**Goal of the exercise:**
Leaving out every picture, quote the data below exactly as it appears.

○ ○ ○

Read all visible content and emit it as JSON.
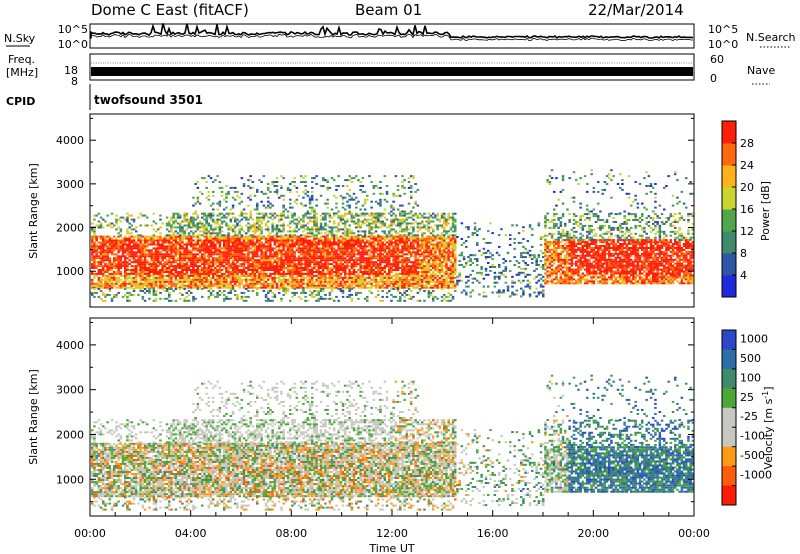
{
  "header": {
    "station": "Dome C East (fitACF)",
    "beam": "Beam 01",
    "date": "22/Mar/2014"
  },
  "panels": {
    "noise": {
      "left_label": "N.Sky",
      "left_ticks": [
        "10^5",
        "10^0"
      ],
      "right_label": "N.Search",
      "right_ticks": [
        "10^5",
        "10^0"
      ]
    },
    "freq": {
      "left_label_1": "Freq.",
      "left_label_2": "[MHz]",
      "left_ticks": [
        "18",
        "8"
      ],
      "right_label": "Nave",
      "right_ticks": [
        "60",
        "0"
      ]
    },
    "cpid": {
      "label": "CPID",
      "program": "twofsound 3501"
    }
  },
  "colors": {
    "power_scale": [
      "#1e2bd8",
      "#2d57a6",
      "#3f8a6a",
      "#52a64a",
      "#c9d630",
      "#ffb21a",
      "#ff6a10",
      "#ff1f0a"
    ],
    "velocity_scale": [
      "#ff1a0a",
      "#ff5d0c",
      "#ff9a18",
      "#c8c8c0",
      "#c8c8c0",
      "#4aa838",
      "#3f8a6a",
      "#2d6ea6",
      "#2a48c8"
    ]
  },
  "chart_data": [
    {
      "type": "heatmap",
      "name": "power",
      "ylabel": "Slant Range [km]",
      "yticks": [
        1000,
        2000,
        3000,
        4000
      ],
      "ylim": [
        180,
        4600
      ],
      "xlim": [
        0,
        24
      ],
      "colorbar": {
        "label": "Power [dB]",
        "ticks": [
          "4",
          "8",
          "12",
          "16",
          "20",
          "24",
          "28"
        ],
        "range": [
          0,
          32
        ]
      }
    },
    {
      "type": "heatmap",
      "name": "velocity",
      "ylabel": "Slant Range [km]",
      "yticks": [
        1000,
        2000,
        3000,
        4000
      ],
      "ylim": [
        180,
        4600
      ],
      "xlim": [
        0,
        24
      ],
      "xlabel": "Time UT",
      "xticks": [
        "00:00",
        "04:00",
        "08:00",
        "12:00",
        "16:00",
        "20:00",
        "00:00"
      ],
      "colorbar": {
        "label": "Velocity [m s",
        "label_sup": "-1",
        "label_end": "]",
        "ticks": [
          "1000",
          "500",
          "100",
          "25",
          "-25",
          "-100",
          "-500",
          "-1000"
        ]
      }
    }
  ]
}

○ ○ ○

**Output of the task:**
Read all visible content and emit it as JSON.
{
  "header": {
    "station": "Dome C East (fitACF)",
    "beam": "Beam 01",
    "date": "22/Mar/2014"
  },
  "panels": {
    "noise": {
      "left_label": "N.Sky",
      "left_ticks": [
        "10^5",
        "10^0"
      ],
      "right_label": "N.Search",
      "right_ticks": [
        "10^5",
        "10^0"
      ]
    },
    "freq": {
      "left_label_1": "Freq.",
      "left_label_2": "[MHz]",
      "left_ticks": [
        "18",
        "8"
      ],
      "right_label": "Nave",
      "right_ticks": [
        "60",
        "0"
      ]
    },
    "cpid": {
      "label": "CPID",
      "program": "twofsound 3501"
    }
  },
  "colors": {
    "power_scale": [
      "#1e2bd8",
      "#2d57a6",
      "#3f8a6a",
      "#52a64a",
      "#c9d630",
      "#ffb21a",
      "#ff6a10",
      "#ff1f0a"
    ],
    "velocity_scale": [
      "#ff1a0a",
      "#ff5d0c",
      "#ff9a18",
      "#c8c8c0",
      "#c8c8c0",
      "#4aa838",
      "#3f8a6a",
      "#2d6ea6",
      "#2a48c8"
    ]
  },
  "chart_data": [
    {
      "type": "heatmap",
      "name": "power",
      "ylabel": "Slant Range [km]",
      "yticks": [
        1000,
        2000,
        3000,
        4000
      ],
      "ylim": [
        180,
        4600
      ],
      "xlim": [
        0,
        24
      ],
      "colorbar": {
        "label": "Power [dB]",
        "ticks": [
          "4",
          "8",
          "12",
          "16",
          "20",
          "24",
          "28"
        ],
        "range": [
          0,
          32
        ]
      }
    },
    {
      "type": "heatmap",
      "name": "velocity",
      "ylabel": "Slant Range [km]",
      "yticks": [
        1000,
        2000,
        3000,
        4000
      ],
      "ylim": [
        180,
        4600
      ],
      "xlim": [
        0,
        24
      ],
      "xlabel": "Time UT",
      "xticks": [
        "00:00",
        "04:00",
        "08:00",
        "12:00",
        "16:00",
        "20:00",
        "00:00"
      ],
      "colorbar": {
        "label": "Velocity [m s",
        "label_sup": "-1",
        "label_end": "]",
        "ticks": [
          "1000",
          "500",
          "100",
          "25",
          "-25",
          "-100",
          "-500",
          "-1000"
        ]
      }
    }
  ]
}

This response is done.